Dataset records:
══════
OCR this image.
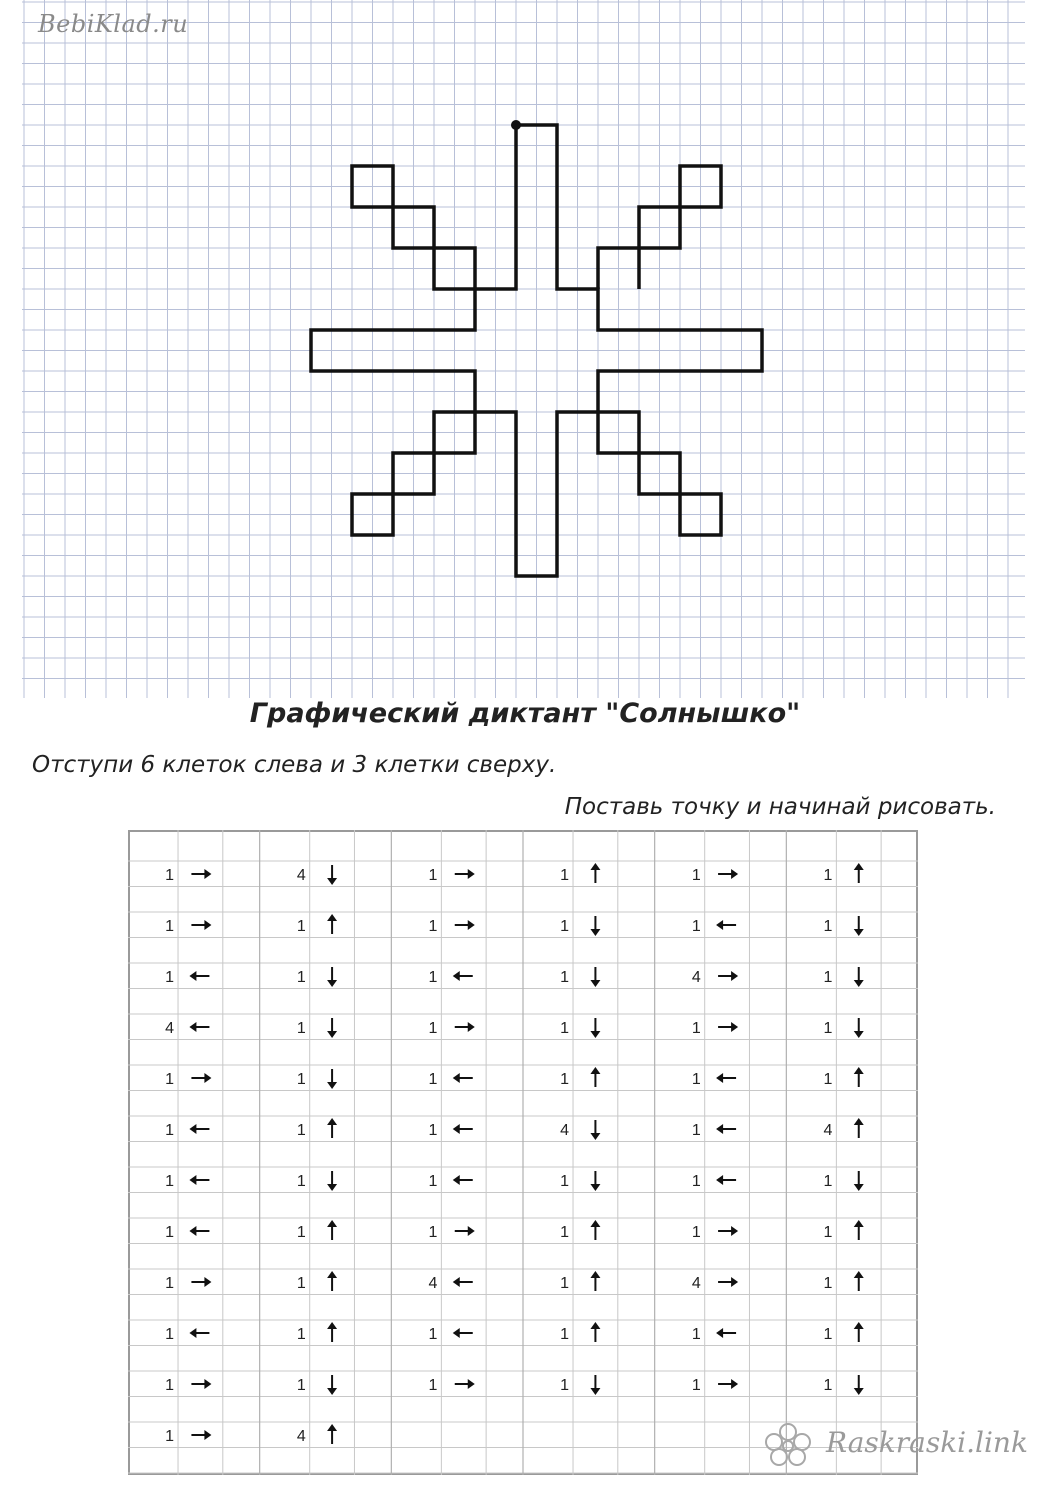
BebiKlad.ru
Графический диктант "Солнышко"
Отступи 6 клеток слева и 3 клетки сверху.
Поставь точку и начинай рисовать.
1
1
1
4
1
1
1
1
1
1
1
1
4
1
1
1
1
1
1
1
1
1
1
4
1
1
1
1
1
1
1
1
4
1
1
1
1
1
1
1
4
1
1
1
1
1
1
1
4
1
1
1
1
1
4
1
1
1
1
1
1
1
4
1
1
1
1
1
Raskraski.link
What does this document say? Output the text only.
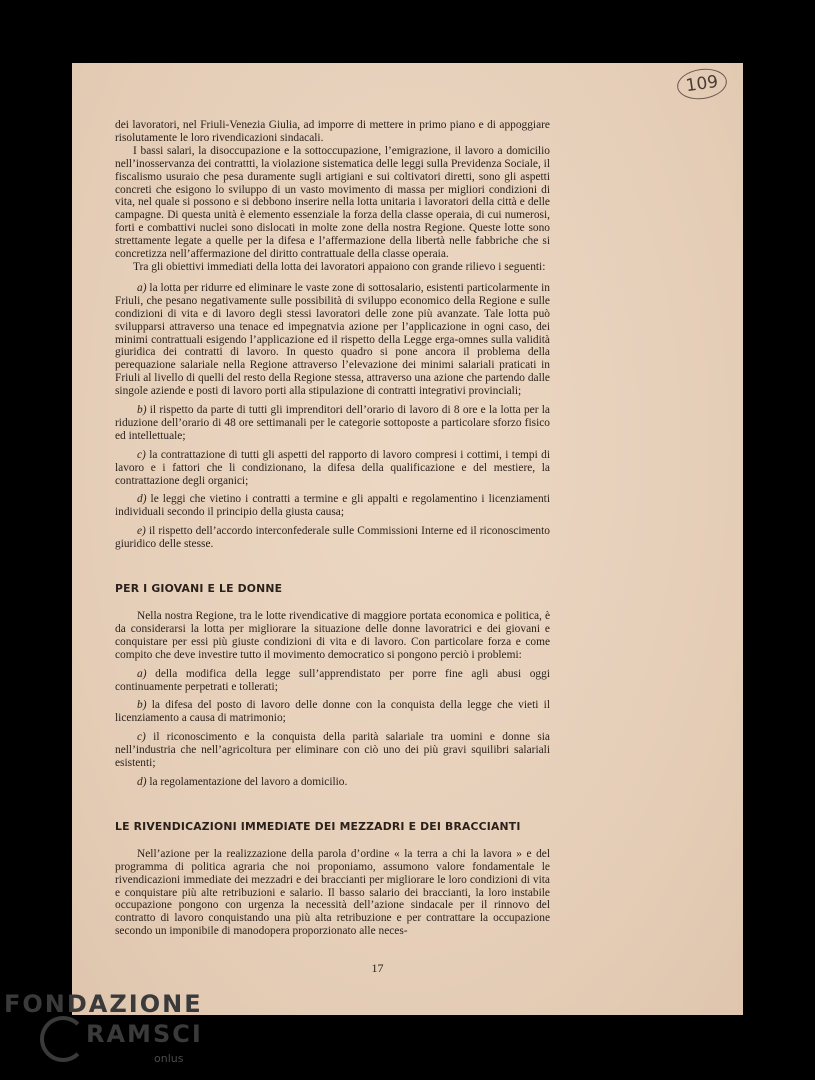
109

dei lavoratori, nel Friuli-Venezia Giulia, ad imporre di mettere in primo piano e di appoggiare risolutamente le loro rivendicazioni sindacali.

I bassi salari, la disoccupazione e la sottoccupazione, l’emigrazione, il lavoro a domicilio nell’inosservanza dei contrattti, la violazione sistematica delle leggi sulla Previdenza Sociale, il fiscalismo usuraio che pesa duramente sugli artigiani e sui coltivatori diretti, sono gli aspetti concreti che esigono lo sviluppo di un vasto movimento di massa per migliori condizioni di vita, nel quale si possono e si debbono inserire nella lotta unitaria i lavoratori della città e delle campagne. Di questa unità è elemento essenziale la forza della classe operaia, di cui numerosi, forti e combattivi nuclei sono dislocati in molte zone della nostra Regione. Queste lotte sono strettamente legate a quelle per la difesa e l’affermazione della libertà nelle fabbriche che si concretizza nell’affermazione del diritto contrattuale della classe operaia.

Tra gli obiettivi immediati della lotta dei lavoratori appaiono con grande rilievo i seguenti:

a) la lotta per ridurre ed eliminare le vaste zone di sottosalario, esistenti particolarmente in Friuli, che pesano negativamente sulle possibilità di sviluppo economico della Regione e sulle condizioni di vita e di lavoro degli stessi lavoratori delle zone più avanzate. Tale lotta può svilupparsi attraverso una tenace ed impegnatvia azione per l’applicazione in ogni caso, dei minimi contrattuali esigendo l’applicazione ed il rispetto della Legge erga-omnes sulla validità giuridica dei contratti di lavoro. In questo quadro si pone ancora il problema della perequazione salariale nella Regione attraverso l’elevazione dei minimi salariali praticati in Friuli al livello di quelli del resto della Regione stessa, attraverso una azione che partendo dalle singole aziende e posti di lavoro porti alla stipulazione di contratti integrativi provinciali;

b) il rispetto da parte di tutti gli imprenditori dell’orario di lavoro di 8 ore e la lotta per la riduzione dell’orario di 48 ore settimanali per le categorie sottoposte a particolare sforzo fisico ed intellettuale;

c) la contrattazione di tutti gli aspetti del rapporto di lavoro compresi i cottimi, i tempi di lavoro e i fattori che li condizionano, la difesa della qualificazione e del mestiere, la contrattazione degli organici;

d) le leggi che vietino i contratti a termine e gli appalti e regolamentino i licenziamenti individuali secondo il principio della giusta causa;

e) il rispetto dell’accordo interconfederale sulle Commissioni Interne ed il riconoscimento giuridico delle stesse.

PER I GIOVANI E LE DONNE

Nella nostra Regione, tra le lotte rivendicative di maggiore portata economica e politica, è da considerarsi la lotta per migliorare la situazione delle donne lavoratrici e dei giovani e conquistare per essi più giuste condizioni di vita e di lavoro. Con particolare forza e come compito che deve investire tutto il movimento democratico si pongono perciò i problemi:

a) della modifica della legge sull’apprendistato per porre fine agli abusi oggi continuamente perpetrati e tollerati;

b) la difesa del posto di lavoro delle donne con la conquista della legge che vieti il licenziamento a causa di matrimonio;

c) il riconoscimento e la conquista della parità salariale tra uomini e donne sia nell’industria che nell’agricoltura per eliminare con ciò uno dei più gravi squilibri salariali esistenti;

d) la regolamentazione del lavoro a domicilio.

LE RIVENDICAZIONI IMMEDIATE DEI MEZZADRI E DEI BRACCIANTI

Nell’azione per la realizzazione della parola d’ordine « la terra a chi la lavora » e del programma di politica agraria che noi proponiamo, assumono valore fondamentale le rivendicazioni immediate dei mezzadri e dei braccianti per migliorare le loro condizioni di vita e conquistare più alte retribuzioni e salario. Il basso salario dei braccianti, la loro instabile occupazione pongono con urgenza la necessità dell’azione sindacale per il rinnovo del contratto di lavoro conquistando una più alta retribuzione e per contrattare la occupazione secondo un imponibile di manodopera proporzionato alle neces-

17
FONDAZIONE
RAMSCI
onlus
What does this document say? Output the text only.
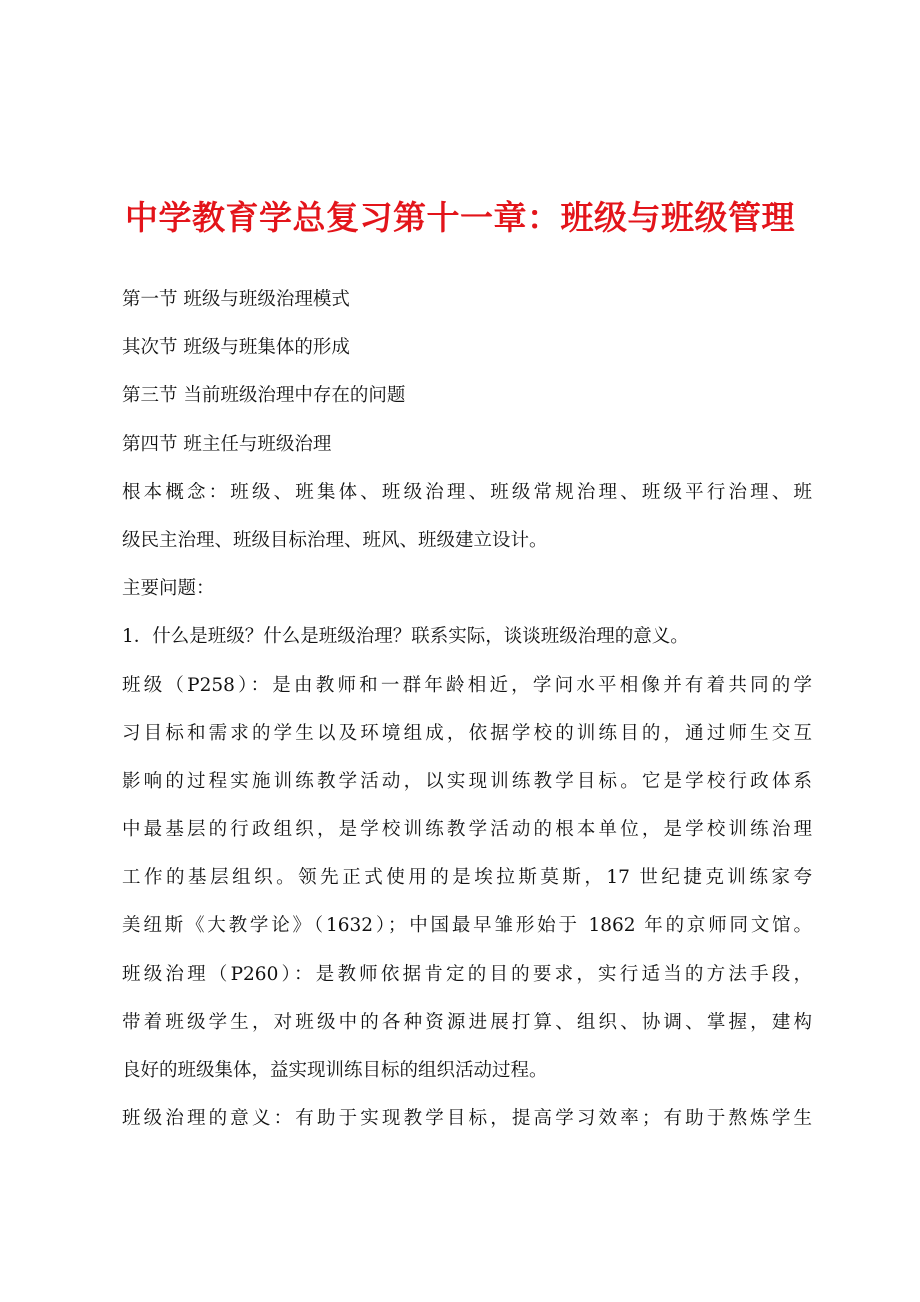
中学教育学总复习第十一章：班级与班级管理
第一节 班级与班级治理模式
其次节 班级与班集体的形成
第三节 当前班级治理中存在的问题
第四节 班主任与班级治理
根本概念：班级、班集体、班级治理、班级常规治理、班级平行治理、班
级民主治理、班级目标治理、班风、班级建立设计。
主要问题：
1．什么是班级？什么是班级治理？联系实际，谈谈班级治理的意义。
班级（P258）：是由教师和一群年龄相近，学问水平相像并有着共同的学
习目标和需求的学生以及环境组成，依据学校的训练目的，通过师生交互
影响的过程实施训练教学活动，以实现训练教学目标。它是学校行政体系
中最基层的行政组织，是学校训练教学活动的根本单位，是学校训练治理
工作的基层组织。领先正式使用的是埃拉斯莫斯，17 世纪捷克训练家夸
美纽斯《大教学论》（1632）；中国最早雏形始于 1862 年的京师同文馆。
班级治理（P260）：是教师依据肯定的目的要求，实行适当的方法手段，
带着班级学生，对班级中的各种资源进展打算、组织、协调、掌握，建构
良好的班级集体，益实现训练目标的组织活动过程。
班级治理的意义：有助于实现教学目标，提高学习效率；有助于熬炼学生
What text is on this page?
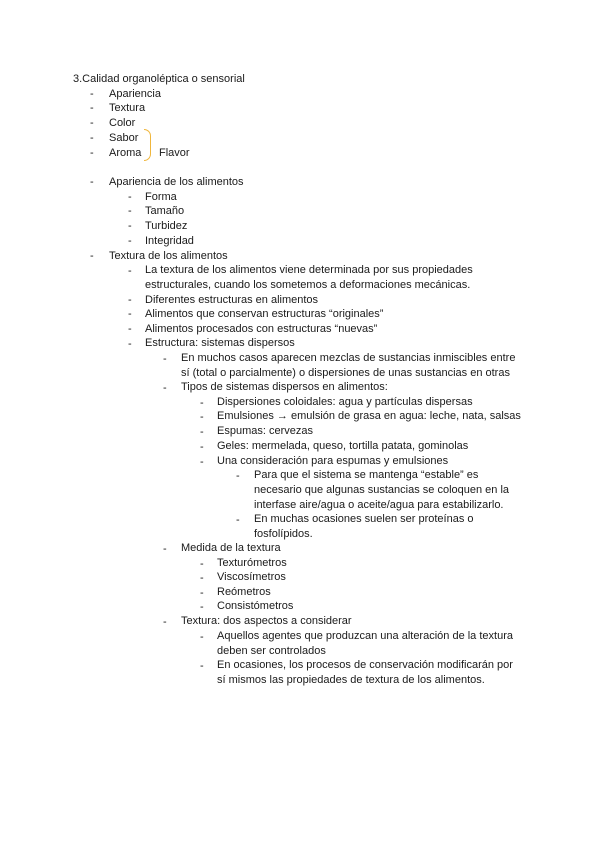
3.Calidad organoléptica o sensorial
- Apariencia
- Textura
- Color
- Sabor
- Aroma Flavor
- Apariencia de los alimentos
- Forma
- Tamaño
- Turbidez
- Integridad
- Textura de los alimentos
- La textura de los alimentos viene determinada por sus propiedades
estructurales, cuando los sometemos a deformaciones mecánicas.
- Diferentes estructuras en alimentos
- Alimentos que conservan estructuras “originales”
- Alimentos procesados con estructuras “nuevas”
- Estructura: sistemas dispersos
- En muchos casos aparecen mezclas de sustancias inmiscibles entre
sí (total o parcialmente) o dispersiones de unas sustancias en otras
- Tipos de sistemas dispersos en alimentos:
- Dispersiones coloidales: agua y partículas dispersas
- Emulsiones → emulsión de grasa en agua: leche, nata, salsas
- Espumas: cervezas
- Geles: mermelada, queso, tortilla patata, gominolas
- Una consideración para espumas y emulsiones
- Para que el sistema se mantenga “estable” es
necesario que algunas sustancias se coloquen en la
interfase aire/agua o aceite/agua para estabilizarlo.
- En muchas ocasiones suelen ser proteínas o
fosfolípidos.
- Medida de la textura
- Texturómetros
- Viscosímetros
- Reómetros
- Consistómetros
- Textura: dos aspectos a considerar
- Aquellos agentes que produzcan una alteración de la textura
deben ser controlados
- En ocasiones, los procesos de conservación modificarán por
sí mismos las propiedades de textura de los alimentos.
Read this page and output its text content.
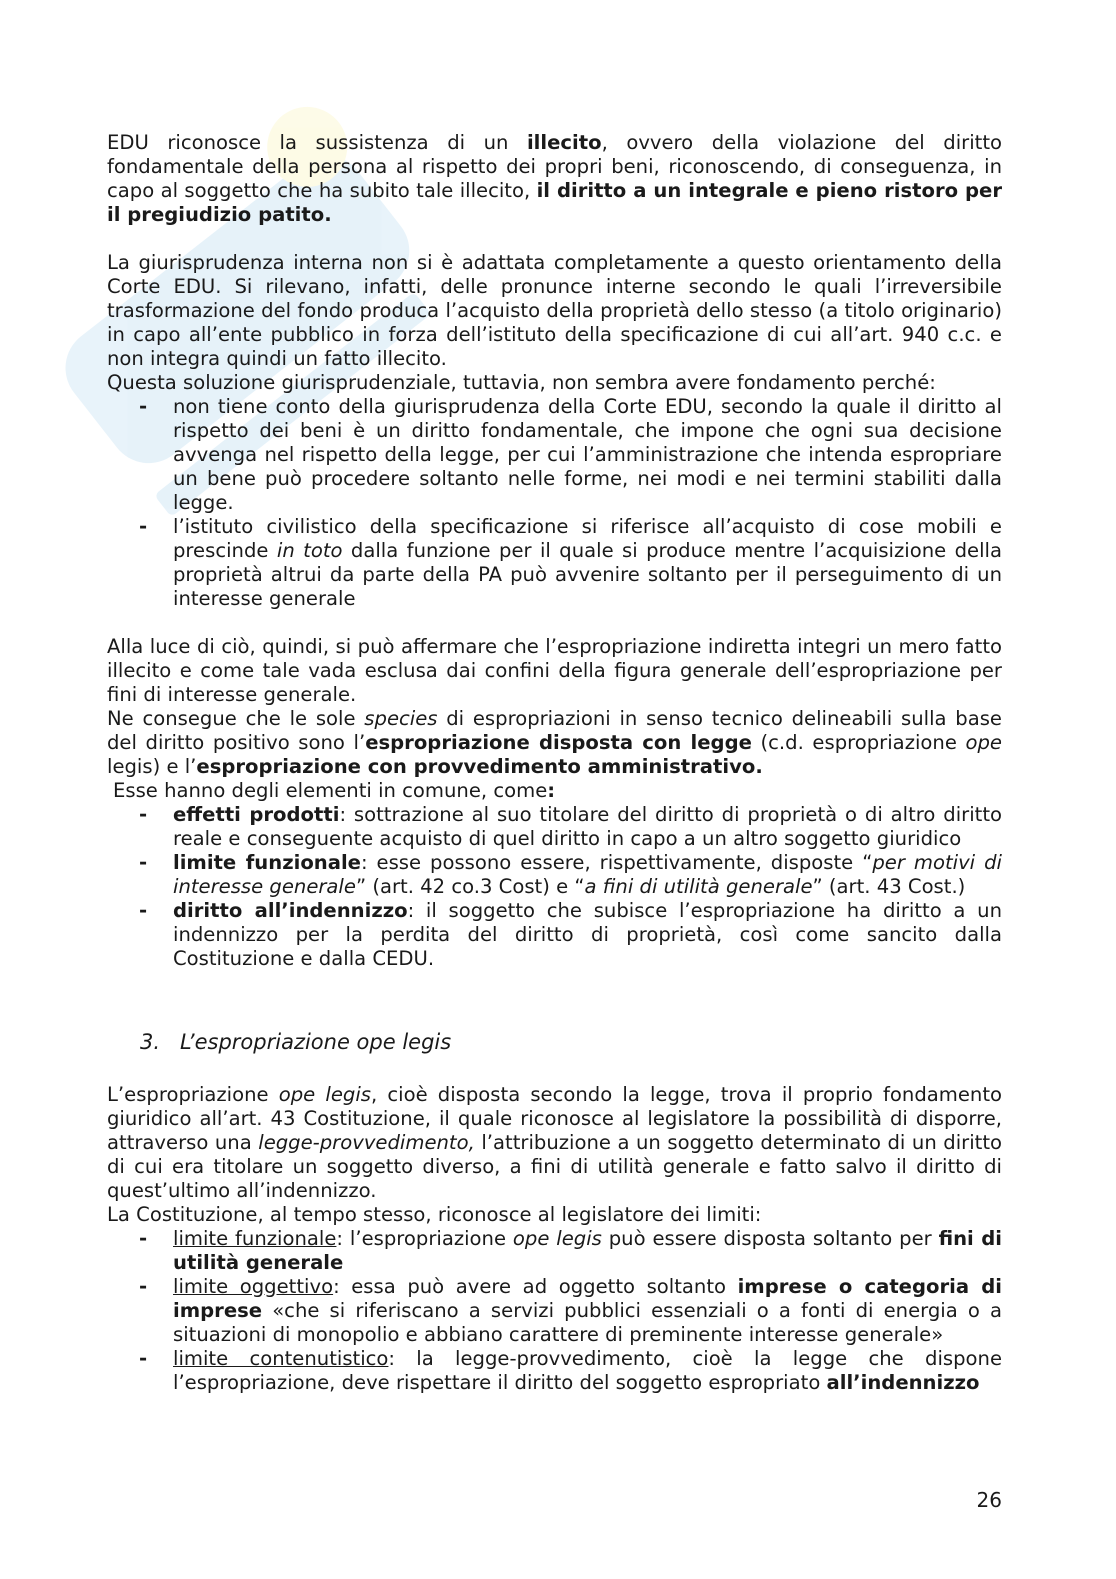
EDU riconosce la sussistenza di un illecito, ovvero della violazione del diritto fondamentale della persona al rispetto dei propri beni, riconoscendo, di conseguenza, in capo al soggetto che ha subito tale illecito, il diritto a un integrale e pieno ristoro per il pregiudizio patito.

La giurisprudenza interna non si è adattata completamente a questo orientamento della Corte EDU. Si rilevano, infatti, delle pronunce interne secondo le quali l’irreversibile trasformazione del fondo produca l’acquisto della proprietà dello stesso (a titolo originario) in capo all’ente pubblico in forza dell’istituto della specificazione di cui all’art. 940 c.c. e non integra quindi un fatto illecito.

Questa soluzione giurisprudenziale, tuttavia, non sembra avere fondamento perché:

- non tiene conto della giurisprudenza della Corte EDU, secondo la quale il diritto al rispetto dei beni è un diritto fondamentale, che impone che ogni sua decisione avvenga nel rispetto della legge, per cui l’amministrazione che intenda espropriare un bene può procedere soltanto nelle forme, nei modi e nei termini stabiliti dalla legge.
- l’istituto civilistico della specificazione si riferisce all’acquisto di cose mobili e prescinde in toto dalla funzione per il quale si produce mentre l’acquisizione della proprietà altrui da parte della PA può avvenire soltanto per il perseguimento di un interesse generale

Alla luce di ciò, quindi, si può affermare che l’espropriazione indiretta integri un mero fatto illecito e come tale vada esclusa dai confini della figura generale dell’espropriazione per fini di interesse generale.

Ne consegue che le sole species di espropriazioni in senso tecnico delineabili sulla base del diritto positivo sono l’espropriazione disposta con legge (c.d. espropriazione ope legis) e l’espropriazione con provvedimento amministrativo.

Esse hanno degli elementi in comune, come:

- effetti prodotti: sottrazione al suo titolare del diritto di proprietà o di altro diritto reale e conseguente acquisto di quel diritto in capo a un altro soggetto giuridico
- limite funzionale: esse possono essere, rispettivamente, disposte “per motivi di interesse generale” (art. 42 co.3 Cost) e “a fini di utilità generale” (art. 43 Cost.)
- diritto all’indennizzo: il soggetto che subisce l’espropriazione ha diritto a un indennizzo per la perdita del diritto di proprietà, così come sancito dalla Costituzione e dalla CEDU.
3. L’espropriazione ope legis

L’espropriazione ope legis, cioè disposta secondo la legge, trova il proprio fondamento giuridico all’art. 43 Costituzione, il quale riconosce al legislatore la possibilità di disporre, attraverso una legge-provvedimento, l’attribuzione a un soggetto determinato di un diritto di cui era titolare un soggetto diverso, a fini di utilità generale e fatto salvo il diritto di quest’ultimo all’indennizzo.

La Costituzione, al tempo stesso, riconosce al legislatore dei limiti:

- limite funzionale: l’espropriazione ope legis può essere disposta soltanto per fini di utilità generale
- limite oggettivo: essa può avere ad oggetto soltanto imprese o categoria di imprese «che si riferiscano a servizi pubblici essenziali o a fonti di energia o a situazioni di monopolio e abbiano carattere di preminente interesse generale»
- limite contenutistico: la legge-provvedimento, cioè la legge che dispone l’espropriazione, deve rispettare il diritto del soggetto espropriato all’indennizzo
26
══════
• Work instructions: Pick out all lines from the data above in which the word "nostra" appears.

• Completed task:
I bassi salari, la disoccupazione e la sottoccupazione, l’emigrazione, il lavoro a domicilio nell’inosservanza dei contrattti, la violazione sistematica delle leggi sulla Previdenza Sociale, il fiscalismo usuraio che pesa duramente sugli artigiani e sui coltivatori diretti, sono gli aspetti concreti che esigono lo sviluppo di un vasto movimento di massa per migliori condizioni di vita, nel quale si possono e si debbono inserire nella lotta unitaria i lavoratori della città e delle campagne. Di questa unità è elemento essenziale la forza della classe operaia, di cui numerosi, forti e combattivi nuclei sono dislocati in molte zone della nostra Regione. Queste lotte sono strettamente legate a quelle per la difesa e l’affermazione della libertà nelle fabbriche che si concretizza nell’affermazione del diritto contrattuale della classe operaia.
Nella nostra Regione, tra le lotte rivendicative di maggiore portata economica e politica, è da considerarsi la lotta per migliorare la situazione delle donne lavoratrici e dei giovani e conquistare per essi più giuste condizioni di vita e di lavoro. Con particolare forza e come compito che deve investire tutto il movimento democratico si pongono perciò i problemi:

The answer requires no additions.